If you use data or images from this site online or in a report, please link back to us. Your readers will then be able to see live updates to the data you are interested in, and explore other queries for themselves.

What time period does the dataset cover?

The prescribing dataset includes data from August 2010, and you can search for GP practice data from this date using the analyse page. CCGs were formed in April 2013, so searching for CCG data will only show you data from this date onwards.

Prescribing Dataset

What is a prescription item?

NHS Digital define a prescription item in their FAQ (PDF) as:

‘A prescription item is a single supply of a medicine, dressing or appliance written on a prescription form. If a prescription form includes three medicines it is counted as three prescription items.

Item figures do not provide any indication of the length of treatment or quantity of medicine prescribed. Patients with a long term condition usually get regular prescriptions. While many prescriptions are for one month (28 or 30 days supply), items will be for varying length of treatment and quantity.’

What does quantity mean?

NHS Digital define quantity in their FAQ (PDF) as:

'The quantity of a drug dispensed is measured in units depending on the formulation of the product, which is given in the drug name. Quantities should not be added together across preparations because of different strengths and formulations.

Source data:
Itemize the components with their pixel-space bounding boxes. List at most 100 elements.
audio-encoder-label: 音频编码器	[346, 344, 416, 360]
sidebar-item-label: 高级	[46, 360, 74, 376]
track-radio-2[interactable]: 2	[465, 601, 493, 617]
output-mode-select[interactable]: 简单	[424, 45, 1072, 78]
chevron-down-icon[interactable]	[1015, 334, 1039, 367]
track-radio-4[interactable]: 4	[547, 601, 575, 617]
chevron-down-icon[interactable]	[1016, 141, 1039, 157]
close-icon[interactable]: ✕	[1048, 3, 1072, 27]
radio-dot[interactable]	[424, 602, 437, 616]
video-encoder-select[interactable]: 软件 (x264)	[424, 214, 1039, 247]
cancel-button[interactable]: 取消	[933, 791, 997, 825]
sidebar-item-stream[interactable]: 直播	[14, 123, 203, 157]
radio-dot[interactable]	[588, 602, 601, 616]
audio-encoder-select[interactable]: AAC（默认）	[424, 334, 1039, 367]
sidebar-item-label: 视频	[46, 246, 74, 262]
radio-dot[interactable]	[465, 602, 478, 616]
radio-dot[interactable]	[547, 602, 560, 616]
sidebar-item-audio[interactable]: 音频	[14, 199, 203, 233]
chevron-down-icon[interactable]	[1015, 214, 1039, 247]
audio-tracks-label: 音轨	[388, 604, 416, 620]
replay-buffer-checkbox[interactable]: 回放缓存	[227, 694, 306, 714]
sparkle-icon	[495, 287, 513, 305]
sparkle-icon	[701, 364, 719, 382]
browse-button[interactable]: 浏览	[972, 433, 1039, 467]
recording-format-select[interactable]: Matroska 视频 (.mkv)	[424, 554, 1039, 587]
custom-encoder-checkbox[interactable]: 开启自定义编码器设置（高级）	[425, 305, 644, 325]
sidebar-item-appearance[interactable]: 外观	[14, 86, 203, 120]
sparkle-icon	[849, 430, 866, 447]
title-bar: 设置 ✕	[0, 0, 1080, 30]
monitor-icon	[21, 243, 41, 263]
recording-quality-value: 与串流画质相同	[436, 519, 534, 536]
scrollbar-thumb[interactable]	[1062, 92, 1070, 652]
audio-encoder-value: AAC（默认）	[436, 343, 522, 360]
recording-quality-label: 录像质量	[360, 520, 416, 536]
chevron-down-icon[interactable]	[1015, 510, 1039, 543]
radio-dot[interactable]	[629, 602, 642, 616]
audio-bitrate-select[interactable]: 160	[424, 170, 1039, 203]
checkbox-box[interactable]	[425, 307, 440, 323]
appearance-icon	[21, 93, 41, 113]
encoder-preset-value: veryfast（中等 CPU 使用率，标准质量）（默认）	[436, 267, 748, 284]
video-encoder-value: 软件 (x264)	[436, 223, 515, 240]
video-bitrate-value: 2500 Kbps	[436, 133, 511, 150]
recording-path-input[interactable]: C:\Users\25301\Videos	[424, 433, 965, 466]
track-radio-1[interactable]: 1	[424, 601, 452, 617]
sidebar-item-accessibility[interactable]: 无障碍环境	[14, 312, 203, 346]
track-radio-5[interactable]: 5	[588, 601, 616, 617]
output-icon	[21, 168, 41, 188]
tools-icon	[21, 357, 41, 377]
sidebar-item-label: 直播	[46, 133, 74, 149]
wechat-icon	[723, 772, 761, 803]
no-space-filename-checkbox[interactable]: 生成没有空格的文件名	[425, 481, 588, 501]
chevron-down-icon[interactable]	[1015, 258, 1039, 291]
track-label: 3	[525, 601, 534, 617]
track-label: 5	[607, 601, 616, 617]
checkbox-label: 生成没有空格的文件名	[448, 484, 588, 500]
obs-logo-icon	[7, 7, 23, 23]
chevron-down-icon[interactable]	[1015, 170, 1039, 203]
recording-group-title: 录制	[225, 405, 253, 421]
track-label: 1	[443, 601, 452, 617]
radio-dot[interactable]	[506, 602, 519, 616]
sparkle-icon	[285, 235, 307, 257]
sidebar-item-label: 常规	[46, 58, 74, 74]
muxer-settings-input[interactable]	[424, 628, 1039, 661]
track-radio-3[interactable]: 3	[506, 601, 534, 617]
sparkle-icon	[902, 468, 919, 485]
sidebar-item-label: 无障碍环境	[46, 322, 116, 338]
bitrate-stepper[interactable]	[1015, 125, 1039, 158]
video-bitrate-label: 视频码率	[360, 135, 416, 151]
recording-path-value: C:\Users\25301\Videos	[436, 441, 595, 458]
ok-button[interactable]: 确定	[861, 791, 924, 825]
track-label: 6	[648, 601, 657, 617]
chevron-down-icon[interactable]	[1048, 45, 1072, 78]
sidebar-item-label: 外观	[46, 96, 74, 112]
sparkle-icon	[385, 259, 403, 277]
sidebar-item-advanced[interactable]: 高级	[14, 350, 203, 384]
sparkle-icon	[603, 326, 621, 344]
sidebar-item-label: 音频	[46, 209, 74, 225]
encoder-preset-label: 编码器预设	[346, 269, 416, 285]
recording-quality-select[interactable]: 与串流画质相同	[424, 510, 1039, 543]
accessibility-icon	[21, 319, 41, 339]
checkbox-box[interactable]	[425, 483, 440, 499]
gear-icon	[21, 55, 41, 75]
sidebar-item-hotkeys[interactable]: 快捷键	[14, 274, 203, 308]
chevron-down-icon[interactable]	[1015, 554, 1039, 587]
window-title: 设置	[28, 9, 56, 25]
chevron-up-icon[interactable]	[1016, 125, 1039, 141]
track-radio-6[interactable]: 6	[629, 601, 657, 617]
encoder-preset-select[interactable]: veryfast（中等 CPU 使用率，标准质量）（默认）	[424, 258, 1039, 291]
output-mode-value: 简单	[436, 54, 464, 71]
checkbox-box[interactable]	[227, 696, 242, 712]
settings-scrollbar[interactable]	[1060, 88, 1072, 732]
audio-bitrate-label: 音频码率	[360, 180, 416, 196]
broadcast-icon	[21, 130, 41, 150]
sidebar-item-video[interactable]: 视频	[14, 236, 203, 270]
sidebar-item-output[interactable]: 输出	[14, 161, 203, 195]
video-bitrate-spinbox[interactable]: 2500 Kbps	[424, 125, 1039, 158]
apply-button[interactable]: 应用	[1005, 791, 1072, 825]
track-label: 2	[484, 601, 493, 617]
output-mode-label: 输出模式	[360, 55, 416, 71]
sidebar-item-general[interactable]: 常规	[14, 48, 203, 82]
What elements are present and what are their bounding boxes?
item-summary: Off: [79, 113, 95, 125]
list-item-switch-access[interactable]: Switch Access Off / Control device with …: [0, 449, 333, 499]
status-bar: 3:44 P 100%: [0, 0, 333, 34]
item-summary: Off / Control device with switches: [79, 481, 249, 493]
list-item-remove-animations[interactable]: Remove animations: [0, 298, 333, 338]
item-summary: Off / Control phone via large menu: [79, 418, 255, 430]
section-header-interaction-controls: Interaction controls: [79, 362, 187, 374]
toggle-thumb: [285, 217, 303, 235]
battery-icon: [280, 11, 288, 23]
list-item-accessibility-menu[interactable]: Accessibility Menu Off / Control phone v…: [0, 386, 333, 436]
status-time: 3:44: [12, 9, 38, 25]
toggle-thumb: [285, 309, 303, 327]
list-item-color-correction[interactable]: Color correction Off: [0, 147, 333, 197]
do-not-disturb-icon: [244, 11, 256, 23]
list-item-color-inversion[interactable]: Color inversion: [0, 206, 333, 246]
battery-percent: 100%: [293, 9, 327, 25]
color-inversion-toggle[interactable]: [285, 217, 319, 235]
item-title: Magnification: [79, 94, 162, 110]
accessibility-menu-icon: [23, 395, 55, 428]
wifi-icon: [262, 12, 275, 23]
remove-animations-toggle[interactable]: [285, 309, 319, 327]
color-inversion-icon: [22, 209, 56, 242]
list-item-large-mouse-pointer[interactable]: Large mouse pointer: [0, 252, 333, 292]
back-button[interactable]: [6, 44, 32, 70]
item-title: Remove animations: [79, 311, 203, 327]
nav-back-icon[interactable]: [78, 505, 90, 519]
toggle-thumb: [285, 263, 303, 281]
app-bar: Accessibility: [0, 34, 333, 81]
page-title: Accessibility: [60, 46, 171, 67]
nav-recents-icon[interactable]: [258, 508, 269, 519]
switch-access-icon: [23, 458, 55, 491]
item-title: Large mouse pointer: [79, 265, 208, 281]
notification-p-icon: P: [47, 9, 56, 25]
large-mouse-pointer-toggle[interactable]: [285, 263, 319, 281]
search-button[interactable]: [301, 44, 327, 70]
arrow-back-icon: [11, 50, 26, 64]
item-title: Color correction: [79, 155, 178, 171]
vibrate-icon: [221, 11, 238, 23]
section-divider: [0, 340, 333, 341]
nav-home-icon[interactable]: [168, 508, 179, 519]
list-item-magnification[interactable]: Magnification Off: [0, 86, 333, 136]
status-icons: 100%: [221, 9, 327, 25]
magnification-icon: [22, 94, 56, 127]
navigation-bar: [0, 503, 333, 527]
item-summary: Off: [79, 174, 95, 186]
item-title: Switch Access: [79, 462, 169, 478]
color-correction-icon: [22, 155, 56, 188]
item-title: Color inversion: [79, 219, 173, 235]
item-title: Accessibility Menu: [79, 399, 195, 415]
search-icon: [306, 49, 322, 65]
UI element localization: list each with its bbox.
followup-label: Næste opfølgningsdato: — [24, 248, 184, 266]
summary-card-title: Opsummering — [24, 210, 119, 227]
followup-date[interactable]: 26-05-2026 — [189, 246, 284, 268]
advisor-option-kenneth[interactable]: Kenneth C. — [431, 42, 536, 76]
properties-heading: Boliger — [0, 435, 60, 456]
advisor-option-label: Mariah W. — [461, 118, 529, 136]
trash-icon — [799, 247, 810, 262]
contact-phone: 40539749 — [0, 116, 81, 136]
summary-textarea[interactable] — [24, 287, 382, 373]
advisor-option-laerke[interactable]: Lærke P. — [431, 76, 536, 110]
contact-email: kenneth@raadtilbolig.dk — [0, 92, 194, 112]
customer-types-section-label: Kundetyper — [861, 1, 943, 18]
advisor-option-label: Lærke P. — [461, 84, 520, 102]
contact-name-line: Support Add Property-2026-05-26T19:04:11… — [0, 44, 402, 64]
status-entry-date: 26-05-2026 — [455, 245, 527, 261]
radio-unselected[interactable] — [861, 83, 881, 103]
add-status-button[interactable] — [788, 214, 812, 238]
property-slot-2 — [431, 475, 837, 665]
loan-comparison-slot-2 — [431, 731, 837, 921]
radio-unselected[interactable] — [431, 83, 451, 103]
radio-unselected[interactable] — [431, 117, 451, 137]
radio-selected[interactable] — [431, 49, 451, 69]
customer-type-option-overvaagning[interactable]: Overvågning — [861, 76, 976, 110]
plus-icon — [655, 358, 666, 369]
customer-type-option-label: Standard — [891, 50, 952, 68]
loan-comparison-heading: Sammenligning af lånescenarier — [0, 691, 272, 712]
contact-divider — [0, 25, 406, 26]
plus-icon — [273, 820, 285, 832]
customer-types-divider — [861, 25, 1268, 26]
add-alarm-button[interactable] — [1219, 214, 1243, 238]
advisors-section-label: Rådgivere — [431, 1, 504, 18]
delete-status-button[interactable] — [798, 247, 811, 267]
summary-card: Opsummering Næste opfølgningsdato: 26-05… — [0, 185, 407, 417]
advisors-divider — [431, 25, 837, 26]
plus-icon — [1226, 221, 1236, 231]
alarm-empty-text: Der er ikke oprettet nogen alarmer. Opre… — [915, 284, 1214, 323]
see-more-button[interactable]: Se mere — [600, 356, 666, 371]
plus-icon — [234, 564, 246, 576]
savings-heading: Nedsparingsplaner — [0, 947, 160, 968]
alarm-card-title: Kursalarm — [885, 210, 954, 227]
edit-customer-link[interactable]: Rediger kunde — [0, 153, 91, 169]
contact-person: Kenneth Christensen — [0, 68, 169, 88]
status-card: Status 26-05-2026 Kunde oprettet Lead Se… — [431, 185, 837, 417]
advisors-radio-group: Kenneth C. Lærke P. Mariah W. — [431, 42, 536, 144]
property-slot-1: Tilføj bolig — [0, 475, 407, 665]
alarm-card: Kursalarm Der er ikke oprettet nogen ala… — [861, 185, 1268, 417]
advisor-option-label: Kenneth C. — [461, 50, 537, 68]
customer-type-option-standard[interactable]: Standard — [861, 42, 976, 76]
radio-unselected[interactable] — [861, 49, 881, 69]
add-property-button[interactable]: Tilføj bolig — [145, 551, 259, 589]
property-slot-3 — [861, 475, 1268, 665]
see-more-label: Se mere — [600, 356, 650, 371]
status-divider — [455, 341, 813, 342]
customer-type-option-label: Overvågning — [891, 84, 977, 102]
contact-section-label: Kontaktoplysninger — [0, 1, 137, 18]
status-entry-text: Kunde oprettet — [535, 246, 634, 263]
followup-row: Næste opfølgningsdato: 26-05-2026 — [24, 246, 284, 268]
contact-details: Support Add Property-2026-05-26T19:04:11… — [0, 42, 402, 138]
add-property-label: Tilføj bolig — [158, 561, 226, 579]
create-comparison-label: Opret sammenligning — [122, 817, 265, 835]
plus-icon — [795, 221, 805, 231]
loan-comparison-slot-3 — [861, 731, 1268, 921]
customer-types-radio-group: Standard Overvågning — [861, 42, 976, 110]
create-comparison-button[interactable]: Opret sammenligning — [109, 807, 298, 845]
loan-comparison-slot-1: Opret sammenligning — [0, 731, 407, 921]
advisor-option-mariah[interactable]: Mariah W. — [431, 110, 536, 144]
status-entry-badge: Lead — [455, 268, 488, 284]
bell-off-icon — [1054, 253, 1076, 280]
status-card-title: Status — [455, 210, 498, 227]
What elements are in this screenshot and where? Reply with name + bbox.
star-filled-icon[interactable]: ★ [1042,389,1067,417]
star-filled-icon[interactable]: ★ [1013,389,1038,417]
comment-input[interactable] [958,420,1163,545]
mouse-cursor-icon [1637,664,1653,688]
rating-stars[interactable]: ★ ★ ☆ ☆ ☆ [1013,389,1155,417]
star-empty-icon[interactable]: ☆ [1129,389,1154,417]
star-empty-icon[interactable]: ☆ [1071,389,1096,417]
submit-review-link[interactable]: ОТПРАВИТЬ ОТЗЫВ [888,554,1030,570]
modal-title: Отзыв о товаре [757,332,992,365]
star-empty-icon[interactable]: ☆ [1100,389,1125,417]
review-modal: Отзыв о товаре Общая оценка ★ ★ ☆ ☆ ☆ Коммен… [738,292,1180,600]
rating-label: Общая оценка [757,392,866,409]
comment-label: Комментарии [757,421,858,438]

== TASKS TO PERFORM ==
a. List every heading in the prescribing data text that is phrased as a question.
b. Rewrite the stretch of the prescribing data text from "If you use data" through "queries for themselves.", substituting "visitors" for "readers".

== OUTPUTS IN ORDER ==
a.
- What time period does the dataset cover?
- What is a prescription item?
- What does quantity mean?

b.
If you use data or images from this site online or in a report, please link back to us. Your visitors will then be able to see live updates to the data you are interested in, and explore other queries for themselves.